# SHORT PROBLEM 1
Please reproduce the records word for word, everything from their first line down to the line containing "date-picker-value: March 31, 2022", with both ends included.

# READING PASSAGE
[Begin]

The Poet as a Witness

1042

By Soibam Haripriya

Let me stretch out my hands
Beloved friends
Welcome me in your midst
So unquenched that I am
Unable to voice in words
I desire to tear open my chest
and show the bland empty smile within
I desire a voice of that laughter
be struck by shrapnel of bombs
for the aftermath cheap tears
to reduce all filth to cinders
Let every face be radiant
with the hope of a new era!
This one weak step
Wants to leave a hundred footprints
And become chants of courage
Come, open your door
For born with lips
For endowed with thoughts
How can I leave
without protesting?

The Untitled Poem, (translated from Irom Sharmila’s Maming Thondaba Seireng, Translation mine)

The idea of poetry is not an unchanging one. Poetry is further enriched by a contestation of meanings. The above poem translated from Irom Sharmila’s Maming Thondaba Seireng reflects a certain resistance to the ‘times’. Thus suggesting a certain condition of the triangular nature of the existence of poetry — a triad consisting of the poet, the audience and reality/truth/environment/context as the third point as expounded by Staid in his book ‘The New Poetic’. The lines which connect and form this triangle need a deeper probe.. That poetry as witnessing a certain reality may either reveal a situation where both are almost coinciding at a point whereas the audience seems far removed from both. I am afraid that the poets and poetry that I wish to discuss today might all fall in the category of distorted triangles. The reality that the poets speak of seems far removed from the insulated politics of the metros. However, this reality is growing in various parts of the country. There is, therefore, a disjuncture in our interaction with the state in its most visual and ironically camouflaged form. In the disjuncture itself, there are many islands of disjuncture in spite of the interconnectedness of the infliction, there is a disconnect in the perception of the state. Thus, women and poetry for peace or women as peace brokers might as I see fall in the narrow limits of looking at women as tools towards a political end, the vision of which she does not form a part. Arambam Ongbi Memchoubi had written in her ‘Goddess of Lightning’ –

Even if your soul listens or not
Even if you agree or not
I am
The answer to your age old questions

The poem construes women as the Goddess of Lightning about to strike the rotten arms of men who preserves the old world. The Goddess burns the old and creates anew.

[End]

# SHORT PROBLEM 2
Rewrite the passage in the essay on the poet as witness, everything from "This one weak" down to "Seireng, Translation mine)", with "footprints" replaced by "tracks".

(A block of data)
[Begin]

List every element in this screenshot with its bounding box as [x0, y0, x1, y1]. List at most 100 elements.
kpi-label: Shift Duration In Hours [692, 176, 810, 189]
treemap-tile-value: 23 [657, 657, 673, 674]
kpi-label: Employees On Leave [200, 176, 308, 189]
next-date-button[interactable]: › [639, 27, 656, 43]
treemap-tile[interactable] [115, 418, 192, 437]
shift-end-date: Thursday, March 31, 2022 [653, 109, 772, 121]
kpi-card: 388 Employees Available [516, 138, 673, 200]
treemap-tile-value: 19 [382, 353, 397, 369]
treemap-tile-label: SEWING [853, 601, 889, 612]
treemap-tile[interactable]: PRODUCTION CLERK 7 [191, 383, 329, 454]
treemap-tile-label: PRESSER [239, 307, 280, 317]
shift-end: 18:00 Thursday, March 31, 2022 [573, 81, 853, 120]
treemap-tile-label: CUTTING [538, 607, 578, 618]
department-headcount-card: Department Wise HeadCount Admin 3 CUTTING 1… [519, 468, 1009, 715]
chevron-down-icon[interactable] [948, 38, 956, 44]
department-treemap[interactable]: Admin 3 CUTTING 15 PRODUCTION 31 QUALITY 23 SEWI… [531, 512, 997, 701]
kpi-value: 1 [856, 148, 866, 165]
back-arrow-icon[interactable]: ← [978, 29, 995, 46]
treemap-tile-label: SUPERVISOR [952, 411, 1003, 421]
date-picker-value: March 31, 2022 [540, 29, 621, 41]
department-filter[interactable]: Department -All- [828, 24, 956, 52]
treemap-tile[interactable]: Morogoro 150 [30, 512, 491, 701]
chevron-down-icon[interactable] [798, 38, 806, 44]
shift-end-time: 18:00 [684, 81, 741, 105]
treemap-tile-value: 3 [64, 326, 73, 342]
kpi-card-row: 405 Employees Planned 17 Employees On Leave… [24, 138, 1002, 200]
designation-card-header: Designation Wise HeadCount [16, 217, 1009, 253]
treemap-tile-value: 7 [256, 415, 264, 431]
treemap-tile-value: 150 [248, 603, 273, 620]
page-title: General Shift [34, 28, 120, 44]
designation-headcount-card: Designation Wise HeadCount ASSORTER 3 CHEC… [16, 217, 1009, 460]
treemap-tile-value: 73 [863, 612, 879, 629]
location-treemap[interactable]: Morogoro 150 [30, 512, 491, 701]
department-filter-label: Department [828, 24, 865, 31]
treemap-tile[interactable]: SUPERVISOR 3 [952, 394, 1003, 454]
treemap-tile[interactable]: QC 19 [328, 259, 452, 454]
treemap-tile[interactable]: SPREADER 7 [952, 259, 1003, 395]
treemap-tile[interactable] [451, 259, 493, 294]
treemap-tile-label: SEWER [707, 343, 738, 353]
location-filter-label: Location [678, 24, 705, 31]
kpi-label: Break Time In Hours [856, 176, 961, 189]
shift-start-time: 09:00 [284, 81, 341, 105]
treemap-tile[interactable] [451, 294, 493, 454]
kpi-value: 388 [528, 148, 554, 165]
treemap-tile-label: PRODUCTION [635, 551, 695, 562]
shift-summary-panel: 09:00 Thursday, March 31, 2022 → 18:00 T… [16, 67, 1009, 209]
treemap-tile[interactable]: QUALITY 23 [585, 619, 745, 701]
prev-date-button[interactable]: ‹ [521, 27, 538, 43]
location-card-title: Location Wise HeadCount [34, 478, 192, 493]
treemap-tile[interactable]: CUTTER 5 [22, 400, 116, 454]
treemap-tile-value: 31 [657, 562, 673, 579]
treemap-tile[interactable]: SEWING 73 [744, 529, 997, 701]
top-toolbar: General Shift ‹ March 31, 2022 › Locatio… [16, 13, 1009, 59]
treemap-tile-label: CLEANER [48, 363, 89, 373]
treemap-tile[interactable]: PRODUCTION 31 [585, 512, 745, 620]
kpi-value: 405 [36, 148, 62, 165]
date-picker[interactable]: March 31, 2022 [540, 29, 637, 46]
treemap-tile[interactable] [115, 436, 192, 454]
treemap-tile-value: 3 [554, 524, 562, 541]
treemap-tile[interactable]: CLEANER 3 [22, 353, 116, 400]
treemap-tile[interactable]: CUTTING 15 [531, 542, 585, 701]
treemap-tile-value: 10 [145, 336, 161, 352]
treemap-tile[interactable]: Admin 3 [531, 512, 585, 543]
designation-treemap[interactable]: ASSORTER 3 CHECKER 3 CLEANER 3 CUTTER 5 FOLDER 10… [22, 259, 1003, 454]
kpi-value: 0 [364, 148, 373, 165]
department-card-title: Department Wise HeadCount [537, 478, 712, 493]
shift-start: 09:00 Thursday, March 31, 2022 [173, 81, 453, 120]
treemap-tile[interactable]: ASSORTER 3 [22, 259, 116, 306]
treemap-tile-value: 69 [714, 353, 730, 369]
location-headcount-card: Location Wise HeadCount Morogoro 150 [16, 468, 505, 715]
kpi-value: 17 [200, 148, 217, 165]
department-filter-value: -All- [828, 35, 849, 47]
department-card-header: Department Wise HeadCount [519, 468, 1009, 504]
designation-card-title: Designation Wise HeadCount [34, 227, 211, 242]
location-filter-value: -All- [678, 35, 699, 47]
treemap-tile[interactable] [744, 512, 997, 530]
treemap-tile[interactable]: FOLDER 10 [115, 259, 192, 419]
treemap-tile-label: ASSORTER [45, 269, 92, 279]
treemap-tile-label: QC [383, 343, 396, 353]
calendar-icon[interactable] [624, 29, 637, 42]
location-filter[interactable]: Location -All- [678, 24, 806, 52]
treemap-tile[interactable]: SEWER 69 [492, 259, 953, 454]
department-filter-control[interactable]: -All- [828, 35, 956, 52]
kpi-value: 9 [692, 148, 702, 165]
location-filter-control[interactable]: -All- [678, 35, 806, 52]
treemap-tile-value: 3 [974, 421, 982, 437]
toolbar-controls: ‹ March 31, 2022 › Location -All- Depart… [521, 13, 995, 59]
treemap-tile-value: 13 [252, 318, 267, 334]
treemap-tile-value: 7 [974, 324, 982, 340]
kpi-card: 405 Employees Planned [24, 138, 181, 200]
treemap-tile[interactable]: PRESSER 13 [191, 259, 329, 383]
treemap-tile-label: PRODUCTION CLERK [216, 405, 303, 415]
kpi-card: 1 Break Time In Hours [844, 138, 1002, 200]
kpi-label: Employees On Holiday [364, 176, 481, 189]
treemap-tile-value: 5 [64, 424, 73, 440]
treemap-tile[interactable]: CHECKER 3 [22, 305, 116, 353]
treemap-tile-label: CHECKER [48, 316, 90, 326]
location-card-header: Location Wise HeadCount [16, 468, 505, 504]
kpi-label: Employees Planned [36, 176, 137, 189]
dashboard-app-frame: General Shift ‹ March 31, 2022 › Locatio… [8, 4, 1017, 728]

[End]

# CORRECT OUTPUT 1
List every element in this screenshot with its bounding box as [x0, y0, x1, y1]. List at most 100 elements.
kpi-label: Shift Duration In Hours [692, 176, 810, 189]
treemap-tile-value: 23 [657, 657, 673, 674]
kpi-label: Employees On Leave [200, 176, 308, 189]
next-date-button[interactable]: › [639, 27, 656, 43]
treemap-tile[interactable] [115, 418, 192, 437]
shift-end-date: Thursday, March 31, 2022 [653, 109, 772, 121]
kpi-card: 388 Employees Available [516, 138, 673, 200]
treemap-tile-value: 19 [382, 353, 397, 369]
treemap-tile-label: SEWING [853, 601, 889, 612]
treemap-tile[interactable]: PRODUCTION CLERK 7 [191, 383, 329, 454]
treemap-tile-label: PRESSER [239, 307, 280, 317]
shift-end: 18:00 Thursday, March 31, 2022 [573, 81, 853, 120]
treemap-tile-label: CUTTING [538, 607, 578, 618]
department-headcount-card: Department Wise HeadCount Admin 3 CUTTING 1… [519, 468, 1009, 715]
chevron-down-icon[interactable] [948, 38, 956, 44]
department-treemap[interactable]: Admin 3 CUTTING 15 PRODUCTION 31 QUALITY 23 SEWI… [531, 512, 997, 701]
kpi-value: 1 [856, 148, 866, 165]
back-arrow-icon[interactable]: ← [978, 29, 995, 46]
treemap-tile-label: SUPERVISOR [952, 411, 1003, 421]
date-picker-value: March 31, 2022 [540, 29, 621, 41]

# CORRECT OUTPUT 2
This one weak step
Wants to leave a hundred tracks
And become chants of courage
Come, open your door
For born with lips
For endowed with thoughts
How can I leave
without protesting?

The Untitled Poem, (translated from Irom Sharmila’s Maming Thondaba Seireng, Translation mine)